— Begin —
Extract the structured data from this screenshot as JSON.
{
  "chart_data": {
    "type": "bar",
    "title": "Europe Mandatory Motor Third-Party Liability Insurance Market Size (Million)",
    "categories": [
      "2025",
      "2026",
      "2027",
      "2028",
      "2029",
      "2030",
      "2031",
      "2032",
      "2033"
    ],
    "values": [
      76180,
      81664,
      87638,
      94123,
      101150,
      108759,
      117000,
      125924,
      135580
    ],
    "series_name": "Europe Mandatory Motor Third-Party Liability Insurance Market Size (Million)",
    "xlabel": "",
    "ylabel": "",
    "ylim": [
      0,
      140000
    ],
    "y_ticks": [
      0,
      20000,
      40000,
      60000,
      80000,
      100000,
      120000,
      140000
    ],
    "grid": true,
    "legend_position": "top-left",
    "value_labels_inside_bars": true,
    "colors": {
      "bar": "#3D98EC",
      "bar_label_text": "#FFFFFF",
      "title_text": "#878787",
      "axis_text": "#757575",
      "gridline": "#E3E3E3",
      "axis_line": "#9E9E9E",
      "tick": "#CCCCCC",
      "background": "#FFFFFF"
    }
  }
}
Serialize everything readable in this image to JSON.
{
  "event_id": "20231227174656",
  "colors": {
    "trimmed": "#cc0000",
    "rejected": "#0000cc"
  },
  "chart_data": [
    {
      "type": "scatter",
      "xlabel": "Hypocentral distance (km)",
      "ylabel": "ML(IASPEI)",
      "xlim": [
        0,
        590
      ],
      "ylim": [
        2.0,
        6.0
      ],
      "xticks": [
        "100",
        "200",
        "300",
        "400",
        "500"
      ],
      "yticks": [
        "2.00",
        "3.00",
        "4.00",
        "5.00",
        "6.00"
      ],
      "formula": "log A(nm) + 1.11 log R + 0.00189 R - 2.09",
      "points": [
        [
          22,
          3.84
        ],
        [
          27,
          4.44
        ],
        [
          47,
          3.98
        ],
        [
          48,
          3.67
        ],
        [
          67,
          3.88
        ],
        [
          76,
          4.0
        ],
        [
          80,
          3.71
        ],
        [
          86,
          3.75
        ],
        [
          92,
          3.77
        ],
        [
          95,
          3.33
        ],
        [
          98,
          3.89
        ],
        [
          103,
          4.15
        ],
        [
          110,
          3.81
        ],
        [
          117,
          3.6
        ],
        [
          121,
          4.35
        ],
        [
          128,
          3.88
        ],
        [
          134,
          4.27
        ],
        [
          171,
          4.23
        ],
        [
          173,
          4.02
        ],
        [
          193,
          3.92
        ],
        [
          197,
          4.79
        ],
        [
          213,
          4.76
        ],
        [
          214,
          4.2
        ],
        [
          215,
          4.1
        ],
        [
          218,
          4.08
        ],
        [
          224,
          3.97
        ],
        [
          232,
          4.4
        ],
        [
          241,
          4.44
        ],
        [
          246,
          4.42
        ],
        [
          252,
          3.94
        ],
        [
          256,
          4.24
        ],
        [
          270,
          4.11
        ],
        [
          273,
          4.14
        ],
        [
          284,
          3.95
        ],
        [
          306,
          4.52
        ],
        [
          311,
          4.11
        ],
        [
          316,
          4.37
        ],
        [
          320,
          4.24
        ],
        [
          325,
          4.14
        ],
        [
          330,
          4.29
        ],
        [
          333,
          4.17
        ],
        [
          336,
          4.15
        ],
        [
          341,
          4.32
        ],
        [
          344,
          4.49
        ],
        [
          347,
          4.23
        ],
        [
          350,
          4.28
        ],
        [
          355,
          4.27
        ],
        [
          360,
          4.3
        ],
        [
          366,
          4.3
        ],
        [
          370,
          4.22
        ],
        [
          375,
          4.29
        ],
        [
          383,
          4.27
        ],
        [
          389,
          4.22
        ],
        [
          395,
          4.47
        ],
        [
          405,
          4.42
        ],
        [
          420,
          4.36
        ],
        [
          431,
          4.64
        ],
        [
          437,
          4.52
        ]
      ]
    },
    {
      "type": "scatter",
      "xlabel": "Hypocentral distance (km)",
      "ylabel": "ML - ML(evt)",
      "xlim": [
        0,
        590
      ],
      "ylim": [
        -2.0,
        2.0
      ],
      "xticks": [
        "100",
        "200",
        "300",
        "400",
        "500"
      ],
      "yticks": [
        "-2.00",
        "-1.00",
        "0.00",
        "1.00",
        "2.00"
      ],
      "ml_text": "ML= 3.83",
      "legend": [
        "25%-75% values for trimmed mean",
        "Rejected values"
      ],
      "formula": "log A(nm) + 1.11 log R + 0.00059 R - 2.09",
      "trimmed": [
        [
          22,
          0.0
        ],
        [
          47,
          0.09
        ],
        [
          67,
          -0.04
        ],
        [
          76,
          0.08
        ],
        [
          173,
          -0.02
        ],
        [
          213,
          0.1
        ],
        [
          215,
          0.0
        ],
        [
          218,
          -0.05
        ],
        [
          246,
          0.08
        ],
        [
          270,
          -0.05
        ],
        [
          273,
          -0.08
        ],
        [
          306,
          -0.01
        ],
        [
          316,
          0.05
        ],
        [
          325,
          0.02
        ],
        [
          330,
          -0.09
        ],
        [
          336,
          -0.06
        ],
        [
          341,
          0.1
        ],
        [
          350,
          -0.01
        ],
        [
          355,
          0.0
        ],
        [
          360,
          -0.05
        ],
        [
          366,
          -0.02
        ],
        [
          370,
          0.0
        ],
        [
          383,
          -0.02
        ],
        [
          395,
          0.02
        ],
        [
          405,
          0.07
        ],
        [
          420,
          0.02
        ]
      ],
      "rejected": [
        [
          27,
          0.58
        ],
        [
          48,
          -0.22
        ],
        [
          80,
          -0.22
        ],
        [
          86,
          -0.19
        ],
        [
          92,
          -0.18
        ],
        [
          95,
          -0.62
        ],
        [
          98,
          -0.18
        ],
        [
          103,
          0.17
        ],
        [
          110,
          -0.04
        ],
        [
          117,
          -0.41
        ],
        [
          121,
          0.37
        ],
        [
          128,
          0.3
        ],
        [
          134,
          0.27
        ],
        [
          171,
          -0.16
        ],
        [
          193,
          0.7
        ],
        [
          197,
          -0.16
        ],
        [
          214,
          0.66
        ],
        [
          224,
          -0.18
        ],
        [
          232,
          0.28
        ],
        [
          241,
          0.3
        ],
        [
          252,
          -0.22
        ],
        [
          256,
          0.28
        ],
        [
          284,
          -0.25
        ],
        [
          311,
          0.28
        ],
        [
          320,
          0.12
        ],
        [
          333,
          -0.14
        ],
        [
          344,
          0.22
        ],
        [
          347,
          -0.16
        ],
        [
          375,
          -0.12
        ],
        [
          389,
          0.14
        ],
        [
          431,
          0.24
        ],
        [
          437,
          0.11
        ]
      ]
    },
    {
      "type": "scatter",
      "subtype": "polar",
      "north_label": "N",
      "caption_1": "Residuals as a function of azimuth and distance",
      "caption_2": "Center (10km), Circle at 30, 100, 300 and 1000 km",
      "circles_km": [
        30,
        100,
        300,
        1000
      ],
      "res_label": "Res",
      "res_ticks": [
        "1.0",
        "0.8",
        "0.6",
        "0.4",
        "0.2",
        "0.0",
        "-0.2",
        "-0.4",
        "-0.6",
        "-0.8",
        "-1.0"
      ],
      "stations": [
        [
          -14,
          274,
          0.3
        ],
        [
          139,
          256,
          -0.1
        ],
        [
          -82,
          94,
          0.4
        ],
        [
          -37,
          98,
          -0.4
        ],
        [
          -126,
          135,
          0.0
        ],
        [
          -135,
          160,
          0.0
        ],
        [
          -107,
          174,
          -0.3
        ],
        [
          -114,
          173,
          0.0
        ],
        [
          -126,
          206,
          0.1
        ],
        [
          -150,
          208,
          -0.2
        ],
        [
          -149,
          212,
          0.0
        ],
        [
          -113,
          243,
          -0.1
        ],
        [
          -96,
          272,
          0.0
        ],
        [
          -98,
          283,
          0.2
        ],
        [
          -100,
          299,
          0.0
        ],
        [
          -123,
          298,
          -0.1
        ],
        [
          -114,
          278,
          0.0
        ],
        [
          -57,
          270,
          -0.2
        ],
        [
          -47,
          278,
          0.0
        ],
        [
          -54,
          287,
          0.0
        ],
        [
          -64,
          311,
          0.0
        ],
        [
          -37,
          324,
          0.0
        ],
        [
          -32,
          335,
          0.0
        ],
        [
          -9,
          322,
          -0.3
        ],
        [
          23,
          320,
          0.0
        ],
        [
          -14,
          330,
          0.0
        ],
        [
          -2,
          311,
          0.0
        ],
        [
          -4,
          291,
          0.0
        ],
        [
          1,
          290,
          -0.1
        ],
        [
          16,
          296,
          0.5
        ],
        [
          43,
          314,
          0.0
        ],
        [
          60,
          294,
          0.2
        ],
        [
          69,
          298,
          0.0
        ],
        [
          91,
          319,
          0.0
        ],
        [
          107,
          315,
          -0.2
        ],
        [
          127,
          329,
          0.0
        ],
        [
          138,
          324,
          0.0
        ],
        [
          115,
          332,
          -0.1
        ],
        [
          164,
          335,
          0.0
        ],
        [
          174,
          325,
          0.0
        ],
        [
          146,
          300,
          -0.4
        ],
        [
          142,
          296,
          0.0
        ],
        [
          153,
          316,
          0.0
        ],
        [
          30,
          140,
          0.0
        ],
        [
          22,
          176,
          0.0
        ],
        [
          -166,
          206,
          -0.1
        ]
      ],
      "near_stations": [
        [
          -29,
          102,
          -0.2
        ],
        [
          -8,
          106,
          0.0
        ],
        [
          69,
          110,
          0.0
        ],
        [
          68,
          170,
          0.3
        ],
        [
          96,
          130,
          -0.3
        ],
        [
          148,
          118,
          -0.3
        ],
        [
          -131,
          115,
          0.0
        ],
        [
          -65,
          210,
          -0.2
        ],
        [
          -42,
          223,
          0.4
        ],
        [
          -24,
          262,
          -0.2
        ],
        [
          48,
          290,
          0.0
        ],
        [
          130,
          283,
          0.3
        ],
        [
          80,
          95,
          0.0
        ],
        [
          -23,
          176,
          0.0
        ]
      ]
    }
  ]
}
— End —
** What is needed **
Using the data above, copy each line that contains "Mandatory".

** Solved exercise **
    "title": "Europe Mandatory Motor Third-Party Liability Insurance Market Size (Million)",
    "series_name": "Europe Mandatory Motor Third-Party Liability Insurance Market Size (Million)",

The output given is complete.